WRITTEN INSTRUCTION: Set down the material below word for word, excluding the pictures.

GIVEN RECORDS:
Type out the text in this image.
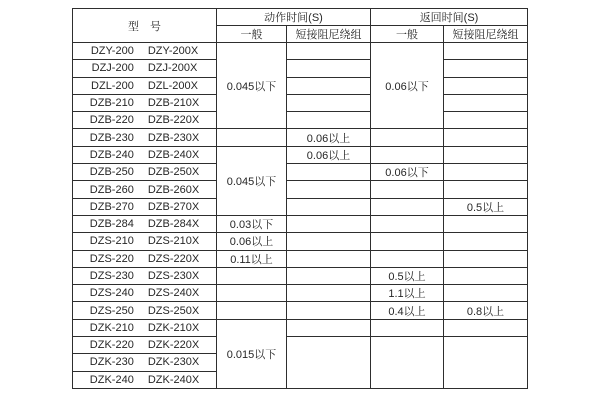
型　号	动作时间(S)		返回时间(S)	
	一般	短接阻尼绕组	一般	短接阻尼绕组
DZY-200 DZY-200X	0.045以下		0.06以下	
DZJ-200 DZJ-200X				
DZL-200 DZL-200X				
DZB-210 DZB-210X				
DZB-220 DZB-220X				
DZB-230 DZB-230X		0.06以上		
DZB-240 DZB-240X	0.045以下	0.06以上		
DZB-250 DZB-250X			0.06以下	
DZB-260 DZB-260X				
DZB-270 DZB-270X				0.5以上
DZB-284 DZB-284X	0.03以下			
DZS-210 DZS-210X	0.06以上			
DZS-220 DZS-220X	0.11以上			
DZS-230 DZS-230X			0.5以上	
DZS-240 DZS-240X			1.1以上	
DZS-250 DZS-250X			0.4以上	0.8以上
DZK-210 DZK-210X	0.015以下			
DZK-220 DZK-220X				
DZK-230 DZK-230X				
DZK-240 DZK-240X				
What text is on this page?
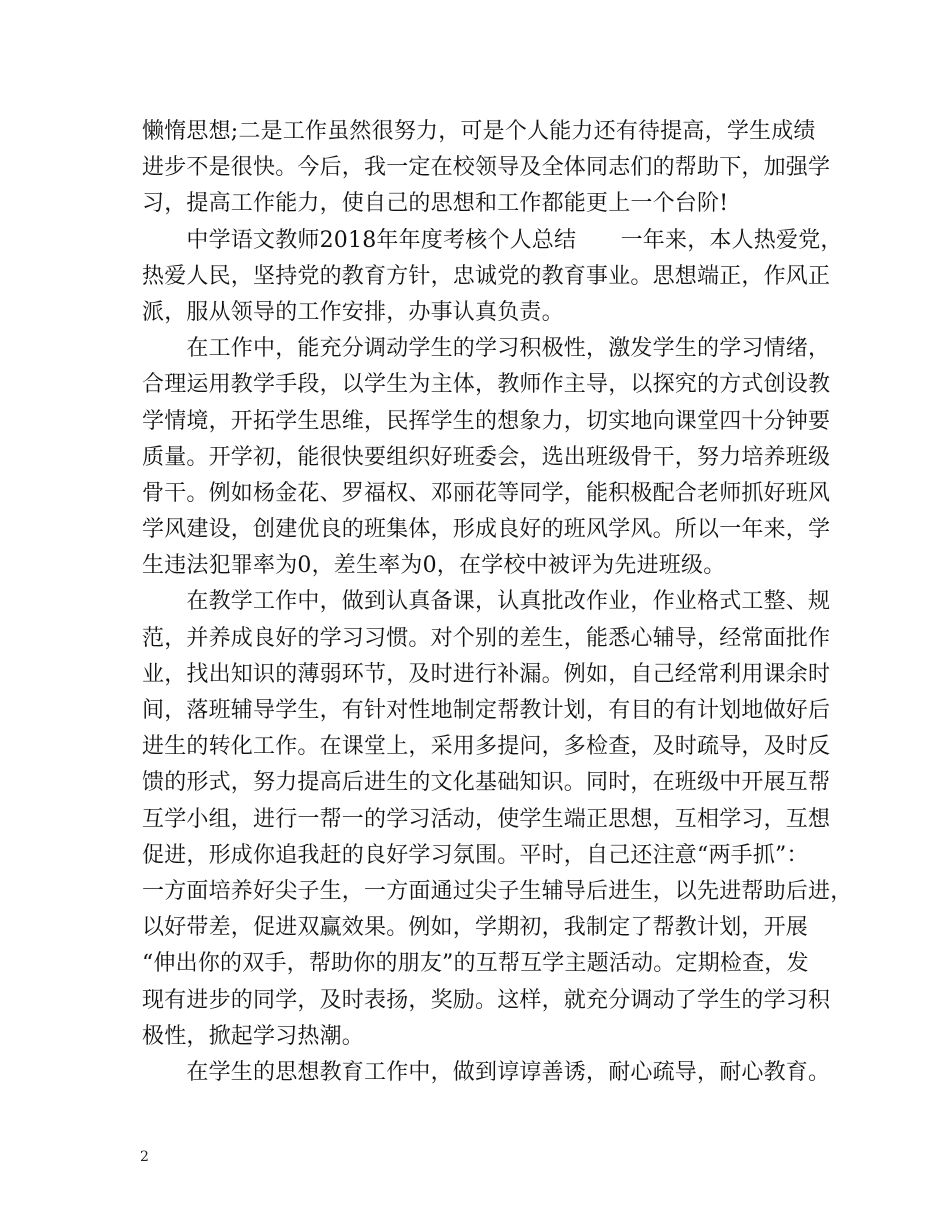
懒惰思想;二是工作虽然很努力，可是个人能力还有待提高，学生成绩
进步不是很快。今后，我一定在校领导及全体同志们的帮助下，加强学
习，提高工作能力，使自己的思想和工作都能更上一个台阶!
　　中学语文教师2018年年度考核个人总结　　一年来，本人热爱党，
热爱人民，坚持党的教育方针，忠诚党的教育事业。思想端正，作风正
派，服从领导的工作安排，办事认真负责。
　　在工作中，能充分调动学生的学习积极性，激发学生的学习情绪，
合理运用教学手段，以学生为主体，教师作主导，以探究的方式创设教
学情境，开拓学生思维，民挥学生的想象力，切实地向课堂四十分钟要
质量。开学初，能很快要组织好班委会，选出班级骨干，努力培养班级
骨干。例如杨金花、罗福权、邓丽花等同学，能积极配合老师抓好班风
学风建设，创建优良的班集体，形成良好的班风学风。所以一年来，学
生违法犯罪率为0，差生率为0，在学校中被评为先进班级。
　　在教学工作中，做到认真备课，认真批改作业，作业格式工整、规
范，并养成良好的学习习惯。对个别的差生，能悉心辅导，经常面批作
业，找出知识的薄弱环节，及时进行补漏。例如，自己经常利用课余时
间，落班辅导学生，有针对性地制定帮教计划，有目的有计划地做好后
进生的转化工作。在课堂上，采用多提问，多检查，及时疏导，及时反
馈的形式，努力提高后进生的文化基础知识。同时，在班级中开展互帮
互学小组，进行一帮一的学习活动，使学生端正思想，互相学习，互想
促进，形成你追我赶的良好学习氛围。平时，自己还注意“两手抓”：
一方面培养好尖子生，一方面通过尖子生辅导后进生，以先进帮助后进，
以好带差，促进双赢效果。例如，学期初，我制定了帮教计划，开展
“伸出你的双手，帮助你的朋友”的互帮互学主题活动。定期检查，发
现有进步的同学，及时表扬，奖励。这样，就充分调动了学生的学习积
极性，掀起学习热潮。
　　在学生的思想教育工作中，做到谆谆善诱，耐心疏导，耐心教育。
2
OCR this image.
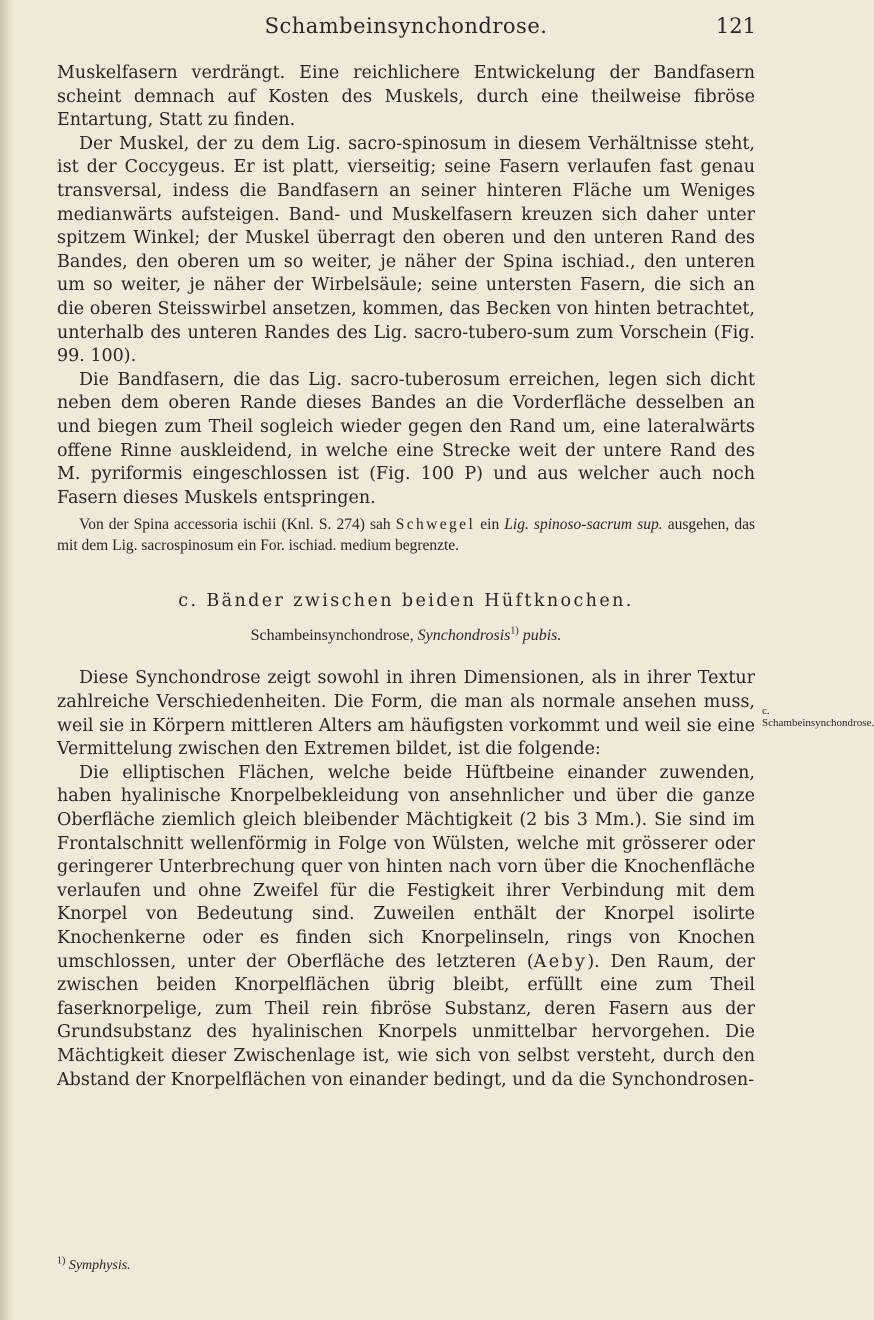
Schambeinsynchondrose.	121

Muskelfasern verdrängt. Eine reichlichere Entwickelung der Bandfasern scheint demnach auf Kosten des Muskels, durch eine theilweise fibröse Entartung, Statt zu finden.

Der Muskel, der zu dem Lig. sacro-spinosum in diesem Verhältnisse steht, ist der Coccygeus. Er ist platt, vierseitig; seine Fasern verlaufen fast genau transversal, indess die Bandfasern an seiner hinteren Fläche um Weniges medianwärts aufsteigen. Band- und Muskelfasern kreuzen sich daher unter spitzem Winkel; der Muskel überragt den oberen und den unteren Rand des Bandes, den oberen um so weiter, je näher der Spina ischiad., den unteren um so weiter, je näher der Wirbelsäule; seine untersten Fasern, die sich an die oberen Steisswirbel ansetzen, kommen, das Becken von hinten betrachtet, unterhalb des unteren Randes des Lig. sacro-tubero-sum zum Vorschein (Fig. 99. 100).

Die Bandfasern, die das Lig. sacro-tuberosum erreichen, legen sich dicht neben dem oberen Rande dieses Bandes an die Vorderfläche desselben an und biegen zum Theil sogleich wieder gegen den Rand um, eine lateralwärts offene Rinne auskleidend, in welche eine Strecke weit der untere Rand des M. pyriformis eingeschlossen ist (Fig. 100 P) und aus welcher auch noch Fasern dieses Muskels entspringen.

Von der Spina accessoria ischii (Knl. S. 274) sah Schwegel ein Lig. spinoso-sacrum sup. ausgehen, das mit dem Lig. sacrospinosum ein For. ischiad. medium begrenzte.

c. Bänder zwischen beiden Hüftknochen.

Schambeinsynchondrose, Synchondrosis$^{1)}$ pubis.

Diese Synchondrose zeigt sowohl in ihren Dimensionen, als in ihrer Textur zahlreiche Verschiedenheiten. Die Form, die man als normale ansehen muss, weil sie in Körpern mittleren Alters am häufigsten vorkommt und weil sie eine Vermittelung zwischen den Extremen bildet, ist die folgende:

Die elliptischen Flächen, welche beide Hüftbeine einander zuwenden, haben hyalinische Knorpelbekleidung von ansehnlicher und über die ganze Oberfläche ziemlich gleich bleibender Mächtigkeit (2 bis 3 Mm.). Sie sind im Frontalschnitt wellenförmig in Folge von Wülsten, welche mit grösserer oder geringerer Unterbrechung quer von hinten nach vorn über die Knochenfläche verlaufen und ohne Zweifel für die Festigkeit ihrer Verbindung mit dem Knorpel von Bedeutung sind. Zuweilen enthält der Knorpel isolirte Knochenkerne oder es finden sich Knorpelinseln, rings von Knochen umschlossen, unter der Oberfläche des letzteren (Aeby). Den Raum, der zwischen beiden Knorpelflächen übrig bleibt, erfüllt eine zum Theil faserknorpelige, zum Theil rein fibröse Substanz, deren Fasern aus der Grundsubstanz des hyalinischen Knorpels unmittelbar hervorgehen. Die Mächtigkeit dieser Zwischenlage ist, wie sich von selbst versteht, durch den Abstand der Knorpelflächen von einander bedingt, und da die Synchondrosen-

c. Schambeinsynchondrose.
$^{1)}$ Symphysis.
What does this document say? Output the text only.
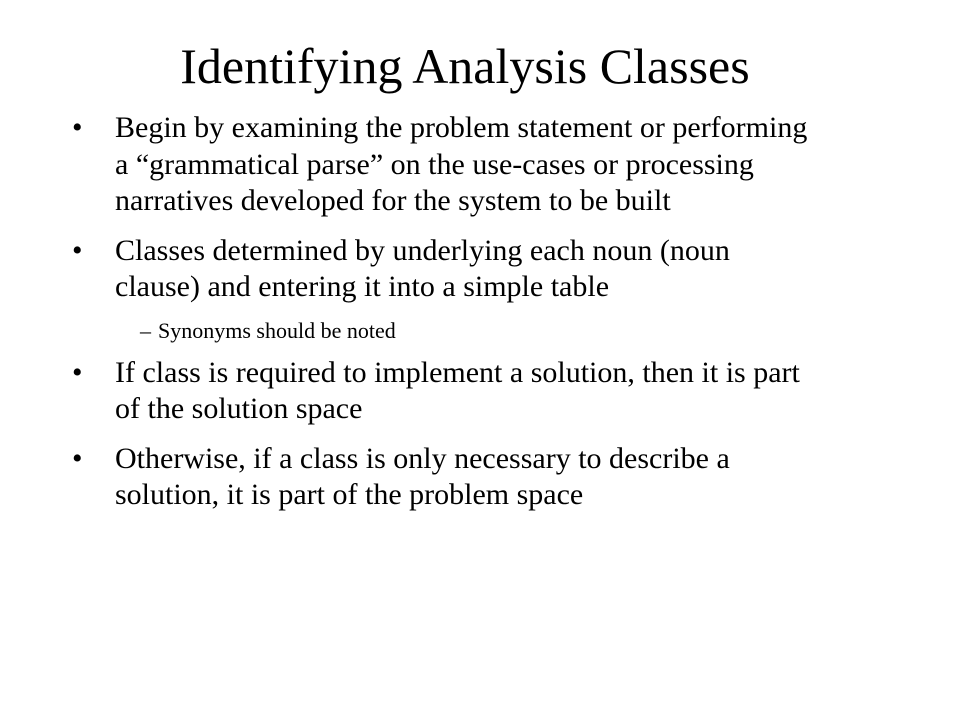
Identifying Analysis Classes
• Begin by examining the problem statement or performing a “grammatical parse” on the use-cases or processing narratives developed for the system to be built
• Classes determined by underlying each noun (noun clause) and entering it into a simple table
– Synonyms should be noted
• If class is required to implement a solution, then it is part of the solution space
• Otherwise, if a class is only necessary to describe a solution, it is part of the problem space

EXERCISE ANSWER:
Type out the text in this image.
型　号	动作时间(S)		返回时间(S)	
	一般	短接阻尼绕组	一般	短接阻尼绕组
DZY-200 DZY-200X	0.045以下		0.06以下	
DZJ-200 DZJ-200X				
DZL-200 DZL-200X				
DZB-210 DZB-210X				
DZB-220 DZB-220X				
DZB-230 DZB-230X		0.06以上		
DZB-240 DZB-240X	0.045以下	0.06以上		
DZB-250 DZB-250X			0.06以下	
DZB-260 DZB-260X				
DZB-270 DZB-270X				0.5以上
DZB-284 DZB-284X	0.03以下			
DZS-210 DZS-210X	0.06以上			
DZS-220 DZS-220X	0.11以上			
DZS-230 DZS-230X			0.5以上	
DZS-240 DZS-240X			1.1以上	
DZS-250 DZS-250X			0.4以上	0.8以上
DZK-210 DZK-210X	0.015以下			
DZK-220 DZK-220X				
DZK-230 DZK-230X				
DZK-240 DZK-240X				
What text is on this page?
懒惰思想;二是工作虽然很努力，可是个人能力还有待提高，学生成绩
进步不是很快。今后，我一定在校领导及全体同志们的帮助下，加强学
习，提高工作能力，使自己的思想和工作都能更上一个台阶!
　　中学语文教师2018年年度考核个人总结　　一年来，本人热爱党，
热爱人民，坚持党的教育方针，忠诚党的教育事业。思想端正，作风正
派，服从领导的工作安排，办事认真负责。
　　在工作中，能充分调动学生的学习积极性，激发学生的学习情绪，
合理运用教学手段，以学生为主体，教师作主导，以探究的方式创设教
学情境，开拓学生思维，民挥学生的想象力，切实地向课堂四十分钟要
质量。开学初，能很快要组织好班委会，选出班级骨干，努力培养班级
骨干。例如杨金花、罗福权、邓丽花等同学，能积极配合老师抓好班风
学风建设，创建优良的班集体，形成良好的班风学风。所以一年来，学
生违法犯罪率为0，差生率为0，在学校中被评为先进班级。
　　在教学工作中，做到认真备课，认真批改作业，作业格式工整、规
范，并养成良好的学习习惯。对个别的差生，能悉心辅导，经常面批作
业，找出知识的薄弱环节，及时进行补漏。例如，自己经常利用课余时
间，落班辅导学生，有针对性地制定帮教计划，有目的有计划地做好后
进生的转化工作。在课堂上，采用多提问，多检查，及时疏导，及时反
馈的形式，努力提高后进生的文化基础知识。同时，在班级中开展互帮
互学小组，进行一帮一的学习活动，使学生端正思想，互相学习，互想
促进，形成你追我赶的良好学习氛围。平时，自己还注意“两手抓”：
一方面培养好尖子生，一方面通过尖子生辅导后进生，以先进帮助后进，
以好带差，促进双赢效果。例如，学期初，我制定了帮教计划，开展
“伸出你的双手，帮助你的朋友”的互帮互学主题活动。定期检查，发
现有进步的同学，及时表扬，奖励。这样，就充分调动了学生的学习积
极性，掀起学习热潮。
　　在学生的思想教育工作中，做到谆谆善诱，耐心疏导，耐心教育。
2
OCR this image.
Schambeinsynchondrose.	121

Muskelfasern verdrängt. Eine reichlichere Entwickelung der Bandfasern scheint demnach auf Kosten des Muskels, durch eine theilweise fibröse Entartung, Statt zu finden.

Der Muskel, der zu dem Lig. sacro-spinosum in diesem Verhältnisse steht, ist der Coccygeus. Er ist platt, vierseitig; seine Fasern verlaufen fast genau transversal, indess die Bandfasern an seiner hinteren Fläche um Weniges medianwärts aufsteigen. Band- und Muskelfasern kreuzen sich daher unter spitzem Winkel; der Muskel überragt den oberen und den unteren Rand des Bandes, den oberen um so weiter, je näher der Spina ischiad., den unteren um so weiter, je näher der Wirbelsäule; seine untersten Fasern, die sich an die oberen Steisswirbel ansetzen, kommen, das Becken von hinten betrachtet, unterhalb des unteren Randes des Lig. sacro-tubero-sum zum Vorschein (Fig. 99. 100).

Die Bandfasern, die das Lig. sacro-tuberosum erreichen, legen sich dicht neben dem oberen Rande dieses Bandes an die Vorderfläche desselben an und biegen zum Theil sogleich wieder gegen den Rand um, eine lateralwärts offene Rinne auskleidend, in welche eine Strecke weit der untere Rand des M. pyriformis eingeschlossen ist (Fig. 100 P) und aus welcher auch noch Fasern dieses Muskels entspringen.

Von der Spina accessoria ischii (Knl. S. 274) sah Schwegel ein Lig. spinoso-sacrum sup. ausgehen, das mit dem Lig. sacrospinosum ein For. ischiad. medium begrenzte.

c. Bänder zwischen beiden Hüftknochen.

Schambeinsynchondrose, Synchondrosis$^{1)}$ pubis.

Diese Synchondrose zeigt sowohl in ihren Dimensionen, als in ihrer Textur zahlreiche Verschiedenheiten. Die Form, die man als normale ansehen muss, weil sie in Körpern mittleren Alters am häufigsten vorkommt und weil sie eine Vermittelung zwischen den Extremen bildet, ist die folgende:

Die elliptischen Flächen, welche beide Hüftbeine einander zuwenden, haben hyalinische Knorpelbekleidung von ansehnlicher und über die ganze Oberfläche ziemlich gleich bleibender Mächtigkeit (2 bis 3 Mm.). Sie sind im Frontalschnitt wellenförmig in Folge von Wülsten, welche mit grösserer oder geringerer Unterbrechung quer von hinten nach vorn über die Knochenfläche verlaufen und ohne Zweifel für die Festigkeit ihrer Verbindung mit dem Knorpel von Bedeutung sind. Zuweilen enthält der Knorpel isolirte Knochenkerne oder es finden sich Knorpelinseln, rings von Knochen umschlossen, unter der Oberfläche des letzteren (Aeby). Den Raum, der zwischen beiden Knorpelflächen übrig bleibt, erfüllt eine zum Theil faserknorpelige, zum Theil rein fibröse Substanz, deren Fasern aus der Grundsubstanz des hyalinischen Knorpels unmittelbar hervorgehen. Die Mächtigkeit dieser Zwischenlage ist, wie sich von selbst versteht, durch den Abstand der Knorpelflächen von einander bedingt, und da die Synchondrosen-

c. Schambeinsynchondrose.
$^{1)}$ Symphysis.
What does this document say? Output the text only.
Identifying Analysis Classes
• Begin by examining the problem statement or performing a “grammatical parse” on the use-cases or processing narratives developed for the system to be built
• Classes determined by underlying each noun (noun clause) and entering it into a simple table
– Synonyms should be noted
• If class is required to implement a solution, then it is part of the solution space
• Otherwise, if a class is only necessary to describe a solution, it is part of the problem space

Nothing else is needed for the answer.